Collected data entries
- - -

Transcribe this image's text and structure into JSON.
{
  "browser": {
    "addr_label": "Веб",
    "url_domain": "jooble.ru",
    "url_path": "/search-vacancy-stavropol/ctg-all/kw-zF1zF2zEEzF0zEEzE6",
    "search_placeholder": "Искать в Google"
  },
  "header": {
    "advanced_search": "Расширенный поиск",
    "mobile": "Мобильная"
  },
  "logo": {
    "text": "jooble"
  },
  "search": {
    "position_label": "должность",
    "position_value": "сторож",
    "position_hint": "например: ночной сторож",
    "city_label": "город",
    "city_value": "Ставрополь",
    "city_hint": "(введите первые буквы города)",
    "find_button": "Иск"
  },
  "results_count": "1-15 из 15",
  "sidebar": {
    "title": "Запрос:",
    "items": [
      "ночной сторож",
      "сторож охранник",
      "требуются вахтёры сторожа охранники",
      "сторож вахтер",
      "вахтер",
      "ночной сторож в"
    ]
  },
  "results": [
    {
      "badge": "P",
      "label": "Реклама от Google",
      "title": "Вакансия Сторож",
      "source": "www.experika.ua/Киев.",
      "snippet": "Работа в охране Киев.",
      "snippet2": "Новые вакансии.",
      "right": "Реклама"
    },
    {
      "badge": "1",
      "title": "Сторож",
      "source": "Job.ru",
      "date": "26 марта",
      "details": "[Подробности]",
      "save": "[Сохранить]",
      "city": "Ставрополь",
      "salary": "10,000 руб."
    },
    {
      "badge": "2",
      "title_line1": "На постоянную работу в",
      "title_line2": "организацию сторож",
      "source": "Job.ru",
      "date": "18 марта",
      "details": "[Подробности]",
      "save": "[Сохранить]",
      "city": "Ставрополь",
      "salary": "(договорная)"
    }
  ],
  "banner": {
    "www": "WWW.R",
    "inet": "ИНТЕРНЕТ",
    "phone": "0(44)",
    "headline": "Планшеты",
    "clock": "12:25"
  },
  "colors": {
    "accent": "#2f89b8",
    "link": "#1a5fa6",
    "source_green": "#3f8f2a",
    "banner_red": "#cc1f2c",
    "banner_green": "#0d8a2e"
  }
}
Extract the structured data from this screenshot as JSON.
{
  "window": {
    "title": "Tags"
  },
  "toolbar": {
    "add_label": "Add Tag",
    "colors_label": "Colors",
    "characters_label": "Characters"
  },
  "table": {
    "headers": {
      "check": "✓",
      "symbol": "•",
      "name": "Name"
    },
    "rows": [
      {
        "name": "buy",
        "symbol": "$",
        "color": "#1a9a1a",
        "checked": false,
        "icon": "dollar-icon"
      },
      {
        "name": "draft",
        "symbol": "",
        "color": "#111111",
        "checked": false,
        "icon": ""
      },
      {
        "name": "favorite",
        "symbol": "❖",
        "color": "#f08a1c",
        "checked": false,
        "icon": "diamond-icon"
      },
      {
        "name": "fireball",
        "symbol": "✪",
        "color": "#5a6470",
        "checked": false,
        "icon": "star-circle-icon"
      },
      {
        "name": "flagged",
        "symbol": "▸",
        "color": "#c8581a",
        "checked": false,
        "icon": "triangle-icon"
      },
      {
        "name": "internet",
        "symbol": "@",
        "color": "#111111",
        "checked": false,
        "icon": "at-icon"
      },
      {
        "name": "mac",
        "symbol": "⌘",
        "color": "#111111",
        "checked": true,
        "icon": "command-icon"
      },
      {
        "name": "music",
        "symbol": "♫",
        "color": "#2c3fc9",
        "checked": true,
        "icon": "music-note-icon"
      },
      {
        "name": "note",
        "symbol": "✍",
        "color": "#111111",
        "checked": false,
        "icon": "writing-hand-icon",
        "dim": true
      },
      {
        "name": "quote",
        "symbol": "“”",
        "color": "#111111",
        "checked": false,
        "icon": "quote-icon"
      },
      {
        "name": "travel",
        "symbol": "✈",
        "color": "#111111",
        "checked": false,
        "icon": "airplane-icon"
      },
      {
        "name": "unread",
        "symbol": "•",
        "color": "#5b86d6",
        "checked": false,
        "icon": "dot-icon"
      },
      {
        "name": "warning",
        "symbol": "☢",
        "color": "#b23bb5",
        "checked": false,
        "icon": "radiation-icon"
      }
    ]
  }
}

- - -

**EXERCISE:**
Retype the material in full. Each word must match.

**SOLUTION:**
Transcribe this image's text and structure into JSON.
{
  "browser": {
    "addr_label": "Веб",
    "url_domain": "jooble.ru",
    "url_path": "/search-vacancy-stavropol/ctg-all/kw-zF1zF2zEEzF0zEEzE6",
    "search_placeholder": "Искать в Google"
  },
  "header": {
    "advanced_search": "Расширенный поиск",
    "mobile": "Мобильная"
  },
  "logo": {
    "text": "jooble"
  },
  "search": {
    "position_label": "должность",
    "position_value": "сторож",
    "position_hint": "например: ночной сторож",
    "city_label": "город",
    "city_value": "Ставрополь",
    "city_hint": "(введите первые буквы города)",
    "find_button": "Иск"
  },
  "results_count": "1-15 из 15",
  "sidebar": {
    "title": "Запрос:",
    "items": [
      "ночной сторож",
      "сторож охранник",
      "требуются вахтёры сторожа охранники",
      "сторож вахтер",
      "вахтер",
      "ночной сторож в"
    ]
  },
  "results": [
    {
      "badge": "P",
      "label": "Реклама от Google",
      "title": "Вакансия Сторож",
      "source": "www.experika.ua/Киев.",
      "snippet": "Работа в охране Киев.",
      "snippet2": "Новые вакансии.",
      "right": "Реклама"
    },
    {
      "badge": "1",
      "title": "Сторож",
      "source": "Job.ru",
      "date": "26 марта",
      "details": "[Подробности]",
      "save": "[Сохранить]",
      "city": "Ставрополь",
      "salary": "10,000 руб."
    },
    {
      "badge": "2",
      "title_line1": "На постоянную работу в",
      "title_line2": "организацию сторож",
      "source": "Job.ru",
      "date": "18 марта",
      "details": "[Подробности]",
      "save": "[Сохранить]",
      "city": "Ставрополь",
      "salary": "(договорная)"
    }
  ],
  "banner": {
    "www": "WWW.R",
    "inet": "ИНТЕРНЕТ",
    "phone": "0(44)",
    "headline": "Планшеты",
    "clock": "12:25"
  },
  "colors": {
    "accent": "#2f89b8",
    "link": "#1a5fa6",
    "source_green": "#3f8f2a",
    "banner_red": "#cc1f2c",
    "banner_green": "#0d8a2e"
  }
}
Extract the structured data from this screenshot as JSON.
{
  "window": {
    "title": "Tags"
  },
  "toolbar": {
    "add_label": "Add Tag",
    "colors_label": "Colors",
    "characters_label": "Characters"
  },
  "table": {
    "headers": {
      "check": "✓",
      "symbol": "•",
      "name": "Name"
    },
    "rows": [
      {
        "name": "buy",
        "symbol": "$",
        "color": "#1a9a1a",
        "checked": false,
        "icon": "dollar-icon"
      },
      {
        "name": "draft",
        "symbol": "",
        "color": "#111111",
        "checked": false,
        "icon": ""
      },
      {
        "name": "favorite",
        "symbol": "❖",
        "color": "#f08a1c",
        "checked": false,
        "icon": "diamond-icon"
      },
      {
        "name": "fireball",
        "symbol": "✪",
        "color": "#5a6470",
        "checked": false,
        "icon": "star-circle-icon"
      },
      {
        "name": "flagged",
        "symbol": "▸",
        "color": "#c8581a",
        "checked": false,
        "icon": "triangle-icon"
      },
      {
        "name": "internet",
        "symbol": "@",
        "color": "#111111",
        "checked": false,
        "icon": "at-icon"
      },
      {
        "name": "mac",
        "symbol": "⌘",
        "color": "#111111",
        "checked": true,
        "icon": "command-icon"
      },
      {
        "name": "music",
        "symbol": "♫",
        "color": "#2c3fc9",
        "checked": true,
        "icon": "music-note-icon"
      },
      {
        "name": "note",
        "symbol": "✍",
        "color": "#111111",
        "checked": false,
        "icon": "writing-hand-icon",
        "dim": true
      },
      {
        "name": "quote",
        "symbol": "“”",
        "color": "#111111",
        "checked": false,
        "icon": "quote-icon"
      },
      {
        "name": "travel",
        "symbol": "✈",
        "color": "#111111",
        "checked": false,
        "icon": "airplane-icon"
      },
      {
        "name": "unread",
        "symbol": "•",
        "color": "#5b86d6",
        "checked": false,
        "icon": "dot-icon"
      },
      {
        "name": "warning",
        "symbol": "☢",
        "color": "#b23bb5",
        "checked": false,
        "icon": "radiation-icon"
      }
    ]
  }
}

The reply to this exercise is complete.